Short task: Transcribe each of the records below exactly, excluding all pictures.

============

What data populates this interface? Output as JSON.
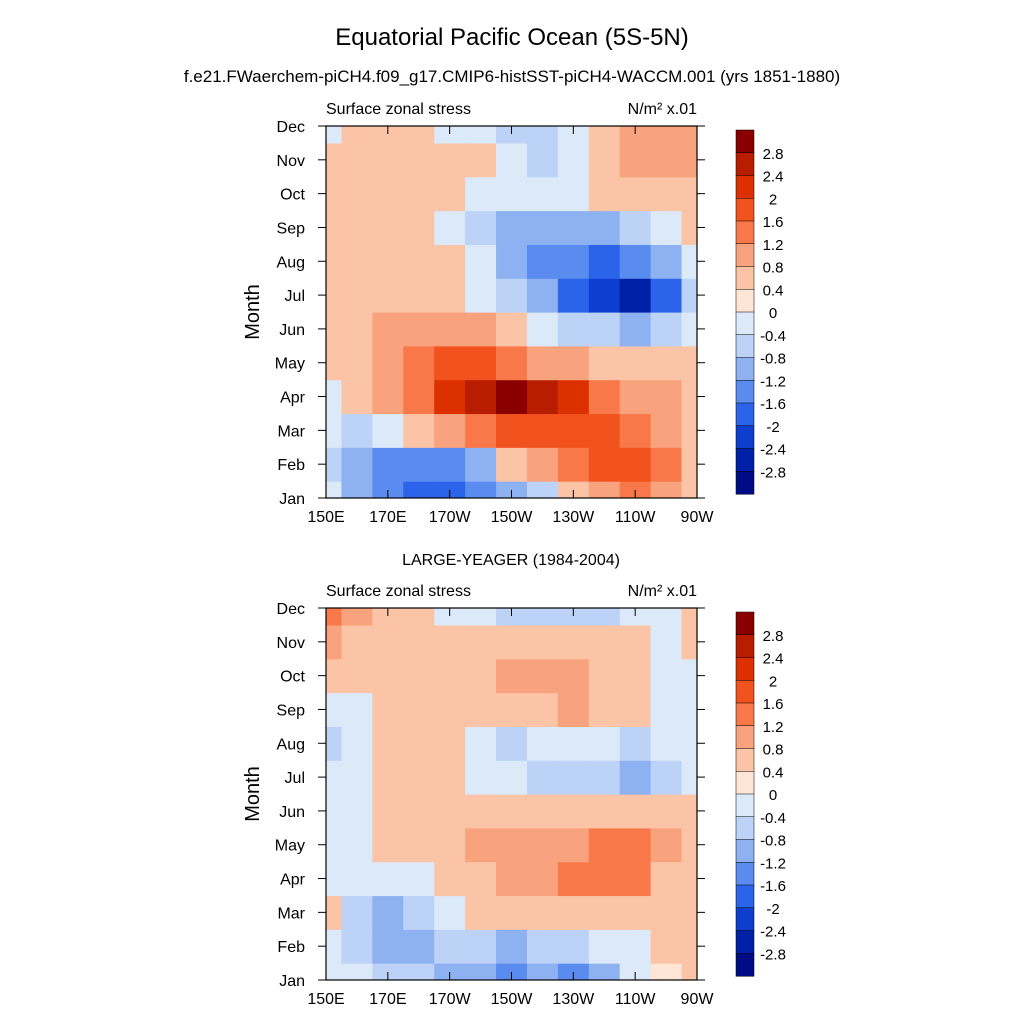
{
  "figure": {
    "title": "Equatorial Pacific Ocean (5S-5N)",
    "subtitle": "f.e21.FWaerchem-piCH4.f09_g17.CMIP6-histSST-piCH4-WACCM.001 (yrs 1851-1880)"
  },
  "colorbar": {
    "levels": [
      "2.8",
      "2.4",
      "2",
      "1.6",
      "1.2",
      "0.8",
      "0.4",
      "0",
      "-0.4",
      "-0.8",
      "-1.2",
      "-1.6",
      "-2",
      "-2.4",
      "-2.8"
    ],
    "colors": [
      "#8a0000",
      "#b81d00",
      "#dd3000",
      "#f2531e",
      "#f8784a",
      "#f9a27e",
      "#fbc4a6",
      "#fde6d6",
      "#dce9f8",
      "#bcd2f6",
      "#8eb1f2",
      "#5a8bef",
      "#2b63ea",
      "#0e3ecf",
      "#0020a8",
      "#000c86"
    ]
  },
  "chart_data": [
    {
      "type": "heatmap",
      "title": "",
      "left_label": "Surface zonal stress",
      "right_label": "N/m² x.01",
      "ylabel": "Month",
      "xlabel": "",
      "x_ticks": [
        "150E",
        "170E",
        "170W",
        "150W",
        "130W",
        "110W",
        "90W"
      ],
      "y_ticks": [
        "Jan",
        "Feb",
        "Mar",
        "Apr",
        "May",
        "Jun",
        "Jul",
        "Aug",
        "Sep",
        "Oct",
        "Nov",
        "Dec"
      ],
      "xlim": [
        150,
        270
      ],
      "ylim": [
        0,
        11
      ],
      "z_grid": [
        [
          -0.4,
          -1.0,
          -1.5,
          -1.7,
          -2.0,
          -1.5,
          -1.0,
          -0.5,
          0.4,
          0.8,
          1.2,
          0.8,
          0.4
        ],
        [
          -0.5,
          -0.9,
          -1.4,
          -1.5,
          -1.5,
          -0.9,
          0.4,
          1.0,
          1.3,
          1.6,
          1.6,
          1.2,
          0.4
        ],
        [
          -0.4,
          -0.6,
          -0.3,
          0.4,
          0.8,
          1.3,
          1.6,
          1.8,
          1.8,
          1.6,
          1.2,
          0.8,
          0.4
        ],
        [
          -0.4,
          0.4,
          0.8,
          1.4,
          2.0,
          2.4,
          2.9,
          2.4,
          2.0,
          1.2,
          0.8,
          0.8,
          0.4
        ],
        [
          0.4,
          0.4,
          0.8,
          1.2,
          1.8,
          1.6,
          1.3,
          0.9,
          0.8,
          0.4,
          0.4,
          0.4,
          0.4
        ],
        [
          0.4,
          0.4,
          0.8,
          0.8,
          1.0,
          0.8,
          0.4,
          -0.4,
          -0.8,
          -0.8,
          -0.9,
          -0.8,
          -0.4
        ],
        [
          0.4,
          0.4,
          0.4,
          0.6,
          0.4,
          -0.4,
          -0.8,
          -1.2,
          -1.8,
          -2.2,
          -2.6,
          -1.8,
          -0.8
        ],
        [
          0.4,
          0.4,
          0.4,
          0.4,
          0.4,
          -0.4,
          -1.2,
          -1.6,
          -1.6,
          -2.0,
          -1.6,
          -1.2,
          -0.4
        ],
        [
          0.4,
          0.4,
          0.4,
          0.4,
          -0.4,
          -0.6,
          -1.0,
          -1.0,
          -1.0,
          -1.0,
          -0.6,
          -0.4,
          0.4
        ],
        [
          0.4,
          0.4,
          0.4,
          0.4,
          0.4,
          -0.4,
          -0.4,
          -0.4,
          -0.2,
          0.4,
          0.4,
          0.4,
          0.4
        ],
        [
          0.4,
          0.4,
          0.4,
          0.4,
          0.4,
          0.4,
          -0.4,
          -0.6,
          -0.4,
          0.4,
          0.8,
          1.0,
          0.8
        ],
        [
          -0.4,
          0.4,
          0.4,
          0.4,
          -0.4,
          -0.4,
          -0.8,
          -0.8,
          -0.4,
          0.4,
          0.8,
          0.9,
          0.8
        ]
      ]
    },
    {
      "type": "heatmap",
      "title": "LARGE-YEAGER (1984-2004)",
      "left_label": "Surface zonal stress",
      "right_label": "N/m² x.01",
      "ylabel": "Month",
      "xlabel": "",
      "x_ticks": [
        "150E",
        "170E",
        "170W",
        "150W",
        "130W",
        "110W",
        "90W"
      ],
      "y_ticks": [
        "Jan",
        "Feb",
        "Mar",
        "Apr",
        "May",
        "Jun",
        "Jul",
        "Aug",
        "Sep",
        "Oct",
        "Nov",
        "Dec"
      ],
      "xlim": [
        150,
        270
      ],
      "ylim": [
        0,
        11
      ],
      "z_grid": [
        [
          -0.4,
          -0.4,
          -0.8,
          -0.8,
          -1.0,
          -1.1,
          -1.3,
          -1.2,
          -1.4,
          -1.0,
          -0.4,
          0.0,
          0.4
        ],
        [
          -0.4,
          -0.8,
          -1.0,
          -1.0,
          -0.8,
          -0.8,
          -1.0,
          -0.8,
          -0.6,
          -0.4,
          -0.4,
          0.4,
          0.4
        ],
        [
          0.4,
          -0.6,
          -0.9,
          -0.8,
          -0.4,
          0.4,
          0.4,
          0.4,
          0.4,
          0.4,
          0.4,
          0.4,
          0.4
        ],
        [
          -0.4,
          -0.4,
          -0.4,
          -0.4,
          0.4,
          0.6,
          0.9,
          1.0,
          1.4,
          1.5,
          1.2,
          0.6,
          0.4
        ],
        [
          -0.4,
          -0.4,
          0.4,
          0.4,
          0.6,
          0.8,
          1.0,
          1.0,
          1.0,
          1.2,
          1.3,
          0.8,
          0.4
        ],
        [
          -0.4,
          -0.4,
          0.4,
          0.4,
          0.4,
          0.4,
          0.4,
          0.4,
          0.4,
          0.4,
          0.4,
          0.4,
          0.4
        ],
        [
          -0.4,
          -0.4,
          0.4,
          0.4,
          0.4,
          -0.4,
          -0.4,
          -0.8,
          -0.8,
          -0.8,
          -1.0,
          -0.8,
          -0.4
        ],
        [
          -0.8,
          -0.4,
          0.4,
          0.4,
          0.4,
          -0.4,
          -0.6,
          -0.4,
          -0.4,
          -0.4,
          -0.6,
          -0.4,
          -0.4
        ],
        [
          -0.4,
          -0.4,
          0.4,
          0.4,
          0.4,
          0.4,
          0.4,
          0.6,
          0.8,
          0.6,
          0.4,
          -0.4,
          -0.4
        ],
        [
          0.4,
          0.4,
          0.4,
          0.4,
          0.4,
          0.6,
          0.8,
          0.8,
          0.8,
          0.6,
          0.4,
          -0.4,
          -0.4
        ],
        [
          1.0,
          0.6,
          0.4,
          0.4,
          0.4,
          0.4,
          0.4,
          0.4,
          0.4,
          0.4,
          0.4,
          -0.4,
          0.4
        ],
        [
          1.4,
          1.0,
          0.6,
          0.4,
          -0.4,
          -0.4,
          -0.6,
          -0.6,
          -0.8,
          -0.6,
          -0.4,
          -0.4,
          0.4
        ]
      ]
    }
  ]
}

============

Answer to this problem:
What data populates this interface? Output as JSON.
{
  "figure": {
    "title": "Equatorial Pacific Ocean (5S-5N)",
    "subtitle": "f.e21.FWaerchem-piCH4.f09_g17.CMIP6-histSST-piCH4-WACCM.001 (yrs 1851-1880)"
  },
  "colorbar": {
    "levels": [
      "2.8",
      "2.4",
      "2",
      "1.6",
      "1.2",
      "0.8",
      "0.4",
      "0",
      "-0.4",
      "-0.8",
      "-1.2",
      "-1.6",
      "-2",
      "-2.4",
      "-2.8"
    ],
    "colors": [
      "#8a0000",
      "#b81d00",
      "#dd3000",
      "#f2531e",
      "#f8784a",
      "#f9a27e",
      "#fbc4a6",
      "#fde6d6",
      "#dce9f8",
      "#bcd2f6",
      "#8eb1f2",
      "#5a8bef",
      "#2b63ea",
      "#0e3ecf",
      "#0020a8",
      "#000c86"
    ]
  },
  "chart_data": [
    {
      "type": "heatmap",
      "title": "",
      "left_label": "Surface zonal stress",
      "right_label": "N/m² x.01",
      "ylabel": "Month",
      "xlabel": "",
      "x_ticks": [
        "150E",
        "170E",
        "170W",
        "150W",
        "130W",
        "110W",
        "90W"
      ],
      "y_ticks": [
        "Jan",
        "Feb",
        "Mar",
        "Apr",
        "May",
        "Jun",
        "Jul",
        "Aug",
        "Sep",
        "Oct",
        "Nov",
        "Dec"
      ],
      "xlim": [
        150,
        270
      ],
      "ylim": [
        0,
        11
      ],
      "z_grid": [
        [
          -0.4,
          -1.0,
          -1.5,
          -1.7,
          -2.0,
          -1.5,
          -1.0,
          -0.5,
          0.4,
          0.8,
          1.2,
          0.8,
          0.4
        ],
        [
          -0.5,
          -0.9,
          -1.4,
          -1.5,
          -1.5,
          -0.9,
          0.4,
          1.0,
          1.3,
          1.6,
          1.6,
          1.2,
          0.4
        ],
        [
          -0.4,
          -0.6,
          -0.3,
          0.4,
          0.8,
          1.3,
          1.6,
          1.8,
          1.8,
          1.6,
          1.2,
          0.8,
          0.4
        ],
        [
          -0.4,
          0.4,
          0.8,
          1.4,
          2.0,
          2.4,
          2.9,
          2.4,
          2.0,
          1.2,
          0.8,
          0.8,
          0.4
        ],
        [
          0.4,
          0.4,
          0.8,
          1.2,
          1.8,
          1.6,
          1.3,
          0.9,
          0.8,
          0.4,
          0.4,
          0.4,
          0.4
        ],
        [
          0.4,
          0.4,
          0.8,
          0.8,
          1.0,
          0.8,
          0.4,
          -0.4,
          -0.8,
          -0.8,
          -0.9,
          -0.8,
          -0.4
        ],
        [
          0.4,
          0.4,
          0.4,
          0.6,
          0.4,
          -0.4,
          -0.8,
          -1.2,
          -1.8,
          -2.2,
          -2.6,
          -1.8,
          -0.8
        ],
        [
          0.4,
          0.4,
          0.4,
          0.4,
          0.4,
          -0.4,
          -1.2,
          -1.6,
          -1.6,
          -2.0,
          -1.6,
          -1.2,
          -0.4
        ],
        [
          0.4,
          0.4,
          0.4,
          0.4,
          -0.4,
          -0.6,
          -1.0,
          -1.0,
          -1.0,
          -1.0,
          -0.6,
          -0.4,
          0.4
        ],
        [
          0.4,
          0.4,
          0.4,
          0.4,
          0.4,
          -0.4,
          -0.4,
          -0.4,
          -0.2,
          0.4,
          0.4,
          0.4,
          0.4
        ],
        [
          0.4,
          0.4,
          0.4,
          0.4,
          0.4,
          0.4,
          -0.4,
          -0.6,
          -0.4,
          0.4,
          0.8,
          1.0,
          0.8
        ],
        [
          -0.4,
          0.4,
          0.4,
          0.4,
          -0.4,
          -0.4,
          -0.8,
          -0.8,
          -0.4,
          0.4,
          0.8,
          0.9,
          0.8
        ]
      ]
    },
    {
      "type": "heatmap",
      "title": "LARGE-YEAGER (1984-2004)",
      "left_label": "Surface zonal stress",
      "right_label": "N/m² x.01",
      "ylabel": "Month",
      "xlabel": "",
      "x_ticks": [
        "150E",
        "170E",
        "170W",
        "150W",
        "130W",
        "110W",
        "90W"
      ],
      "y_ticks": [
        "Jan",
        "Feb",
        "Mar",
        "Apr",
        "May",
        "Jun",
        "Jul",
        "Aug",
        "Sep",
        "Oct",
        "Nov",
        "Dec"
      ],
      "xlim": [
        150,
        270
      ],
      "ylim": [
        0,
        11
      ],
      "z_grid": [
        [
          -0.4,
          -0.4,
          -0.8,
          -0.8,
          -1.0,
          -1.1,
          -1.3,
          -1.2,
          -1.4,
          -1.0,
          -0.4,
          0.0,
          0.4
        ],
        [
          -0.4,
          -0.8,
          -1.0,
          -1.0,
          -0.8,
          -0.8,
          -1.0,
          -0.8,
          -0.6,
          -0.4,
          -0.4,
          0.4,
          0.4
        ],
        [
          0.4,
          -0.6,
          -0.9,
          -0.8,
          -0.4,
          0.4,
          0.4,
          0.4,
          0.4,
          0.4,
          0.4,
          0.4,
          0.4
        ],
        [
          -0.4,
          -0.4,
          -0.4,
          -0.4,
          0.4,
          0.6,
          0.9,
          1.0,
          1.4,
          1.5,
          1.2,
          0.6,
          0.4
        ],
        [
          -0.4,
          -0.4,
          0.4,
          0.4,
          0.6,
          0.8,
          1.0,
          1.0,
          1.0,
          1.2,
          1.3,
          0.8,
          0.4
        ],
        [
          -0.4,
          -0.4,
          0.4,
          0.4,
          0.4,
          0.4,
          0.4,
          0.4,
          0.4,
          0.4,
          0.4,
          0.4,
          0.4
        ],
        [
          -0.4,
          -0.4,
          0.4,
          0.4,
          0.4,
          -0.4,
          -0.4,
          -0.8,
          -0.8,
          -0.8,
          -1.0,
          -0.8,
          -0.4
        ],
        [
          -0.8,
          -0.4,
          0.4,
          0.4,
          0.4,
          -0.4,
          -0.6,
          -0.4,
          -0.4,
          -0.4,
          -0.6,
          -0.4,
          -0.4
        ],
        [
          -0.4,
          -0.4,
          0.4,
          0.4,
          0.4,
          0.4,
          0.4,
          0.6,
          0.8,
          0.6,
          0.4,
          -0.4,
          -0.4
        ],
        [
          0.4,
          0.4,
          0.4,
          0.4,
          0.4,
          0.6,
          0.8,
          0.8,
          0.8,
          0.6,
          0.4,
          -0.4,
          -0.4
        ],
        [
          1.0,
          0.6,
          0.4,
          0.4,
          0.4,
          0.4,
          0.4,
          0.4,
          0.4,
          0.4,
          0.4,
          -0.4,
          0.4
        ],
        [
          1.4,
          1.0,
          0.6,
          0.4,
          -0.4,
          -0.4,
          -0.6,
          -0.6,
          -0.8,
          -0.6,
          -0.4,
          -0.4,
          0.4
        ]
      ]
    }
  ]
}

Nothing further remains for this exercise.